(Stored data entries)
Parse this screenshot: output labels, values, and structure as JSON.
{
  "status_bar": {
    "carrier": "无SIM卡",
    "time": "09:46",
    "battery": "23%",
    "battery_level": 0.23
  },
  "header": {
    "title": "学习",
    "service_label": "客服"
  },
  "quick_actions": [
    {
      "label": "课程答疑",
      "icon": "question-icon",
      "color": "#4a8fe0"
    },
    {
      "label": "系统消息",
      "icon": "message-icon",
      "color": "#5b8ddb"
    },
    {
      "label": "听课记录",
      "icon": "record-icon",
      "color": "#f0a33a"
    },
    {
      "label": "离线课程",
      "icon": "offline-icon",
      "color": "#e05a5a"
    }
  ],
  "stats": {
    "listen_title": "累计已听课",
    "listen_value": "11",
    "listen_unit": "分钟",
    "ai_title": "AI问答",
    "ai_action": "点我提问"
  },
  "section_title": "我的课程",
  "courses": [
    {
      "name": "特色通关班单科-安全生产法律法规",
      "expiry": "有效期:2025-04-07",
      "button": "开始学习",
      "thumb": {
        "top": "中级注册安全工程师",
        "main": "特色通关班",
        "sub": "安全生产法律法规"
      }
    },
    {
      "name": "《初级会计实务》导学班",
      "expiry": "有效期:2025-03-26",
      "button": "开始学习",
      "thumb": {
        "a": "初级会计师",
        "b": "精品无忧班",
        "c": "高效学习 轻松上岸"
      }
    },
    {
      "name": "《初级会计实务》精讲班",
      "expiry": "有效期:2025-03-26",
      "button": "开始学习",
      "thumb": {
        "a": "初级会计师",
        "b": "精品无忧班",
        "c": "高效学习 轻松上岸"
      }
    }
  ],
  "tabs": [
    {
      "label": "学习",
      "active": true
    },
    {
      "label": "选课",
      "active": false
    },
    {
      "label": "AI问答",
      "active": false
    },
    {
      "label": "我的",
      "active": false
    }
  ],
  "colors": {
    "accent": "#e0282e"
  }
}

§ Challenge
Without leaving anything out, give the entries again exactly.

§ Correct response
Parse this screenshot: output labels, values, and structure as JSON.
{
  "status_bar": {
    "carrier": "无SIM卡",
    "time": "09:46",
    "battery": "23%",
    "battery_level": 0.23
  },
  "header": {
    "title": "学习",
    "service_label": "客服"
  },
  "quick_actions": [
    {
      "label": "课程答疑",
      "icon": "question-icon",
      "color": "#4a8fe0"
    },
    {
      "label": "系统消息",
      "icon": "message-icon",
      "color": "#5b8ddb"
    },
    {
      "label": "听课记录",
      "icon": "record-icon",
      "color": "#f0a33a"
    },
    {
      "label": "离线课程",
      "icon": "offline-icon",
      "color": "#e05a5a"
    }
  ],
  "stats": {
    "listen_title": "累计已听课",
    "listen_value": "11",
    "listen_unit": "分钟",
    "ai_title": "AI问答",
    "ai_action": "点我提问"
  },
  "section_title": "我的课程",
  "courses": [
    {
      "name": "特色通关班单科-安全生产法律法规",
      "expiry": "有效期:2025-04-07",
      "button": "开始学习",
      "thumb": {
        "top": "中级注册安全工程师",
        "main": "特色通关班",
        "sub": "安全生产法律法规"
      }
    },
    {
      "name": "《初级会计实务》导学班",
      "expiry": "有效期:2025-03-26",
      "button": "开始学习",
      "thumb": {
        "a": "初级会计师",
        "b": "精品无忧班",
        "c": "高效学习 轻松上岸"
      }
    },
    {
      "name": "《初级会计实务》精讲班",
      "expiry": "有效期:2025-03-26",
      "button": "开始学习",
      "thumb": {
        "a": "初级会计师",
        "b": "精品无忧班",
        "c": "高效学习 轻松上岸"
      }
    }
  ],
  "tabs": [
    {
      "label": "学习",
      "active": true
    },
    {
      "label": "选课",
      "active": false
    },
    {
      "label": "AI问答",
      "active": false
    },
    {
      "label": "我的",
      "active": false
    }
  ],
  "colors": {
    "accent": "#e0282e"
  }
}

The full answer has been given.